What you have to do:
Find all lines in the listing that include the word "Rural", then copy them.

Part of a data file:
====

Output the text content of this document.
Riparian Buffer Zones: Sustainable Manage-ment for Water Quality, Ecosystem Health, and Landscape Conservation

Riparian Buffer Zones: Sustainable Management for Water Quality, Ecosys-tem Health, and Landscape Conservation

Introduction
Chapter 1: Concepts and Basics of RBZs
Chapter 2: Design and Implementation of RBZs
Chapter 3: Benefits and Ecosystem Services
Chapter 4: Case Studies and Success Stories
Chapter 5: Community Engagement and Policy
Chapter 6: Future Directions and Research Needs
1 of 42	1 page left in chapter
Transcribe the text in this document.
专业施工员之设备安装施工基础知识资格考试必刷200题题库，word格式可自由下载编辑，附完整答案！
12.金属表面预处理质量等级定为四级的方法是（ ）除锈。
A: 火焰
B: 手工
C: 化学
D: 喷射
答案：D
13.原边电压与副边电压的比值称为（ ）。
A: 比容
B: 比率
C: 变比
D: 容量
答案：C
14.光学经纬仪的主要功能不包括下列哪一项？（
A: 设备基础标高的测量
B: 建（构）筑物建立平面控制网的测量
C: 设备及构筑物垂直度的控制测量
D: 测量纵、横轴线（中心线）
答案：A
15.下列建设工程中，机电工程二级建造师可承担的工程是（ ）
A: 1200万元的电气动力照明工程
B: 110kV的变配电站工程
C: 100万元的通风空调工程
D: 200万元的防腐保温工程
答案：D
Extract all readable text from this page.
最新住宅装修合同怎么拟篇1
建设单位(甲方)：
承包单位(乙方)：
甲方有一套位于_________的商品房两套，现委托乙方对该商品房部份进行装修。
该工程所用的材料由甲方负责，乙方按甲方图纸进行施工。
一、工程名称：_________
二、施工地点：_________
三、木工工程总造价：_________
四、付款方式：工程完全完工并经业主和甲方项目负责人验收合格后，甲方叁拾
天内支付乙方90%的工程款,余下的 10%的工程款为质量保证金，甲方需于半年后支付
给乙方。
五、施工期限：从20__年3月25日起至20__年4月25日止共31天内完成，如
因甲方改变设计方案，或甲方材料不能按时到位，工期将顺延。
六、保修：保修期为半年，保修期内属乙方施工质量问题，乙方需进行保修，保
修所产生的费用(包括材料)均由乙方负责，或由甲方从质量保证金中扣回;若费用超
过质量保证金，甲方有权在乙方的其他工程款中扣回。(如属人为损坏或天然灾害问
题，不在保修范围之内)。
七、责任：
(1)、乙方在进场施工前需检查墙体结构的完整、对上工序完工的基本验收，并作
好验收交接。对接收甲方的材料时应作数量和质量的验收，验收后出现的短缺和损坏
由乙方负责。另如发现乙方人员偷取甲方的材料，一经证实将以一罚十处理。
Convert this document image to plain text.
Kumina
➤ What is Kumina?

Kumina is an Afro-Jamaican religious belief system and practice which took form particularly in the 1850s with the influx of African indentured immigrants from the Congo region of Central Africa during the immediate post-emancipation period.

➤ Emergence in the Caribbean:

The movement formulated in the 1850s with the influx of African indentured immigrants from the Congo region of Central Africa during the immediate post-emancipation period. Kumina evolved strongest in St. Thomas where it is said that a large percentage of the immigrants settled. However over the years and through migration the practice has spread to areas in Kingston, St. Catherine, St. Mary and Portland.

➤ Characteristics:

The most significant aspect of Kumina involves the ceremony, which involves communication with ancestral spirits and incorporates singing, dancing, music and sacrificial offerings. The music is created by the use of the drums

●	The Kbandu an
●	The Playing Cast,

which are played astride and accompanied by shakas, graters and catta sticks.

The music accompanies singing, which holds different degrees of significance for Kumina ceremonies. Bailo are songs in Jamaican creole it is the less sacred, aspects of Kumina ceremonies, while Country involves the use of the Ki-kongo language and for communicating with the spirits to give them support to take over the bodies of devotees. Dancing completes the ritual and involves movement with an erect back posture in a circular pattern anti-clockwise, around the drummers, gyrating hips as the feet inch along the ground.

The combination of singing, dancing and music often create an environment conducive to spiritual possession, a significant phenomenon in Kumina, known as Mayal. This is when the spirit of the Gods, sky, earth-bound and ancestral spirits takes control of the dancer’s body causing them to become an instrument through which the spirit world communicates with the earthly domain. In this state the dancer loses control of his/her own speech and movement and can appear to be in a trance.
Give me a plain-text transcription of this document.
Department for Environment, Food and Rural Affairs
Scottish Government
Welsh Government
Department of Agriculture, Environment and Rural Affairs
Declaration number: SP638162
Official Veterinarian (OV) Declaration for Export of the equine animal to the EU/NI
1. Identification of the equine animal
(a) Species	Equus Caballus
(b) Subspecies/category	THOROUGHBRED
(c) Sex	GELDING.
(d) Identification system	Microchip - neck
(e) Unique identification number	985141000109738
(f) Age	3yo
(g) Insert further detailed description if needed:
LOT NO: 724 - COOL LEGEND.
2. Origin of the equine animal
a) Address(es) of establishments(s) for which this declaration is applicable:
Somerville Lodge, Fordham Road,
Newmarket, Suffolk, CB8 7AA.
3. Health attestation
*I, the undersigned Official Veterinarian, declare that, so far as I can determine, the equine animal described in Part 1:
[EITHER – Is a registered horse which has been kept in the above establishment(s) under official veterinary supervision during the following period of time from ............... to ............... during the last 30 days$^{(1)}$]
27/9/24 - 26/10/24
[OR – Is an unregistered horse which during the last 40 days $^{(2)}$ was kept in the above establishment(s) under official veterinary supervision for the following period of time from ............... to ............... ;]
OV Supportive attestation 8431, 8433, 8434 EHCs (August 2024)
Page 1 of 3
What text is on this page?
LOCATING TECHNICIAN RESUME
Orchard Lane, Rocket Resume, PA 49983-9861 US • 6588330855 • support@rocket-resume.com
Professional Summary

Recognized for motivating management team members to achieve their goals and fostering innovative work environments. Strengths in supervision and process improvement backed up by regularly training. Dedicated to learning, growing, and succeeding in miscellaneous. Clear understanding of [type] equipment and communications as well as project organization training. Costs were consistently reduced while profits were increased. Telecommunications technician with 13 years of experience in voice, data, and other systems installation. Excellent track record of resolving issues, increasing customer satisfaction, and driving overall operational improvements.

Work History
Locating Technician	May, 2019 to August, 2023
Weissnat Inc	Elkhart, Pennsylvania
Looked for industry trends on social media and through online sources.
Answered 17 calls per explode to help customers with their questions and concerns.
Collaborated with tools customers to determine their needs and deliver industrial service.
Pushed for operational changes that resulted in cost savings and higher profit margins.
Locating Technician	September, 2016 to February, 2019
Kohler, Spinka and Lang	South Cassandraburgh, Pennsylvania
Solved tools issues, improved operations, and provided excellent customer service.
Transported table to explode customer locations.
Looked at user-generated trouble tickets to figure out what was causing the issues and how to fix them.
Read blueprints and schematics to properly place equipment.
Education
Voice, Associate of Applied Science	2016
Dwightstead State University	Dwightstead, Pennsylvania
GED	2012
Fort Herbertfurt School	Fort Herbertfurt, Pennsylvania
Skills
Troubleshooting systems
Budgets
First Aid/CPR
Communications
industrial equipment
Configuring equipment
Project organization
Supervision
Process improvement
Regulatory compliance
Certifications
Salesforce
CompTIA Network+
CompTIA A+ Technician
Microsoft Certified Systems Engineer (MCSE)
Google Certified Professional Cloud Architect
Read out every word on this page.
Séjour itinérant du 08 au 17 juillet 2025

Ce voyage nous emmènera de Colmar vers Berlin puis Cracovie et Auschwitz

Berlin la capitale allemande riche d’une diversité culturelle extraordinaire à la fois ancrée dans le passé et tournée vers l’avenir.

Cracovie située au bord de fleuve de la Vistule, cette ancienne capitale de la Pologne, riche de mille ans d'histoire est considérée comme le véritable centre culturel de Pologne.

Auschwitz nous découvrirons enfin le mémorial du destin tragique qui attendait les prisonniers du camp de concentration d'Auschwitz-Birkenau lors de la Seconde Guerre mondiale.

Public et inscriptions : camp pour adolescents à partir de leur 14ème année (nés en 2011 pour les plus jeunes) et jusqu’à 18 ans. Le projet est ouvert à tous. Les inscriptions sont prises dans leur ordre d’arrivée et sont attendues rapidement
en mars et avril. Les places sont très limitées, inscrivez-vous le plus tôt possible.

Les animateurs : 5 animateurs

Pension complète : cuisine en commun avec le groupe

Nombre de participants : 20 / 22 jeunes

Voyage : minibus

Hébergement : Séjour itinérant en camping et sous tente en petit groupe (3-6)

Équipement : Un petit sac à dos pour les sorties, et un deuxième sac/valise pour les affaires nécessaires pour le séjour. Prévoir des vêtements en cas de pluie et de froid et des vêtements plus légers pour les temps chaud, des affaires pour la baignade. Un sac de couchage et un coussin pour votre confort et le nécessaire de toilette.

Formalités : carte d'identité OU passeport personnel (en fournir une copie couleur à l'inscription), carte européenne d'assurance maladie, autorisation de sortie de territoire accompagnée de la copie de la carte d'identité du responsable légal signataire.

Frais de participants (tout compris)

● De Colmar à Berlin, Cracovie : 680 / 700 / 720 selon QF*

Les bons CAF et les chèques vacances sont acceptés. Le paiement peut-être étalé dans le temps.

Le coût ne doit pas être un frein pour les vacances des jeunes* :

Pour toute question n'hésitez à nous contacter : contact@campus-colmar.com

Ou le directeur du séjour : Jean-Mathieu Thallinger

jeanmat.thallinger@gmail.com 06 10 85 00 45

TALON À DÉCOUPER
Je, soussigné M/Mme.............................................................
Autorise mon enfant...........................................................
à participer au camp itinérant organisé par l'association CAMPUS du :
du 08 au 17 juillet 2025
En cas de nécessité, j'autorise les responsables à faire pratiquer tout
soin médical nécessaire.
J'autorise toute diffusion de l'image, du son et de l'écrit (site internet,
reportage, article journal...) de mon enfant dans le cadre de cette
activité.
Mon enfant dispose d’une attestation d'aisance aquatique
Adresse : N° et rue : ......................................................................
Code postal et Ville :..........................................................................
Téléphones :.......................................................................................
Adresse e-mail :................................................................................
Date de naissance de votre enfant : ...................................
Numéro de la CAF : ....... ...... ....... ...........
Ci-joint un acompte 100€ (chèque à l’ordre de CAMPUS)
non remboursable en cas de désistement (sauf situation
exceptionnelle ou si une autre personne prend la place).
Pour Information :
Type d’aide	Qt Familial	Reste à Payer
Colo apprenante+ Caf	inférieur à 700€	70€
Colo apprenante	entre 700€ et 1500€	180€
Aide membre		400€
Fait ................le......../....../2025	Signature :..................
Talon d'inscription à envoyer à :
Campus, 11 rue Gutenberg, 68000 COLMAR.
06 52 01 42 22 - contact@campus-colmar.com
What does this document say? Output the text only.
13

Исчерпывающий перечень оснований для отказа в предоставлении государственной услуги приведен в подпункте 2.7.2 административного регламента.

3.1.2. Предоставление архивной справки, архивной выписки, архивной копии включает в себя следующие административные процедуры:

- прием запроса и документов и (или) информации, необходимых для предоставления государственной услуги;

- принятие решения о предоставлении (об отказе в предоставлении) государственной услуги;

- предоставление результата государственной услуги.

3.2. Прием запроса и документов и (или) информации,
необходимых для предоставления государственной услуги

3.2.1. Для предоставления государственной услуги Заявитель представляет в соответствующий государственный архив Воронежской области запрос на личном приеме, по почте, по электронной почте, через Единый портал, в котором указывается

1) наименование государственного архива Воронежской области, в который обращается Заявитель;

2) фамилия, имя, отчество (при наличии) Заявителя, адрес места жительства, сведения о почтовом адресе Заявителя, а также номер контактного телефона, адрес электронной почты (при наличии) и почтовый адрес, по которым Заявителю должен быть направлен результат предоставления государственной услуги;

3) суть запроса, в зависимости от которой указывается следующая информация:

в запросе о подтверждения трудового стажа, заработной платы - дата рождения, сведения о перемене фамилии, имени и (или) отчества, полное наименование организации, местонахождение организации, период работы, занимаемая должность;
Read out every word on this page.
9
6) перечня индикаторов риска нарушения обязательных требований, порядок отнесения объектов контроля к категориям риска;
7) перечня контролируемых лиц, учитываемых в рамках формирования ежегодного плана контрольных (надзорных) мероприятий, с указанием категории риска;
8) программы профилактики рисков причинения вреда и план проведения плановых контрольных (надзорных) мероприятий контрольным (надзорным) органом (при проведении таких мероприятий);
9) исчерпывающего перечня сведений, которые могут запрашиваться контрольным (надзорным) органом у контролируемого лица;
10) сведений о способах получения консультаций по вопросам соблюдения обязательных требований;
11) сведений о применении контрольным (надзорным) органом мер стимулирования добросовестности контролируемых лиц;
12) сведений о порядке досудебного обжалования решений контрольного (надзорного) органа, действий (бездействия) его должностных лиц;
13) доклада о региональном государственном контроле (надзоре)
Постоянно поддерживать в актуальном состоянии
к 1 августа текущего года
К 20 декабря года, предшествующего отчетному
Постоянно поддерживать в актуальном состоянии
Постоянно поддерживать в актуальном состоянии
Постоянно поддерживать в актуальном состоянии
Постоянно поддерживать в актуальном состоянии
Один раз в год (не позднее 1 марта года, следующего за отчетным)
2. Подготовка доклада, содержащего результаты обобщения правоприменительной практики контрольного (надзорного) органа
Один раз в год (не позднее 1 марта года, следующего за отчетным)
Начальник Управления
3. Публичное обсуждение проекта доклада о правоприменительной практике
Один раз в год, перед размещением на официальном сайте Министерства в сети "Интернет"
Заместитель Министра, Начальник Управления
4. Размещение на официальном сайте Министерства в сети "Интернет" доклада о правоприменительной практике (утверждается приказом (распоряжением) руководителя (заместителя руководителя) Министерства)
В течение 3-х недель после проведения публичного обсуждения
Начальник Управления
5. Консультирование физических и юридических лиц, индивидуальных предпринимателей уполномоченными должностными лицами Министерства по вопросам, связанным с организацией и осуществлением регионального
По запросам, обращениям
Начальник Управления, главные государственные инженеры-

====

Full answer:
Department for Environment, Food and Rural Affairs
Department of Agriculture, Environment and Rural Affairs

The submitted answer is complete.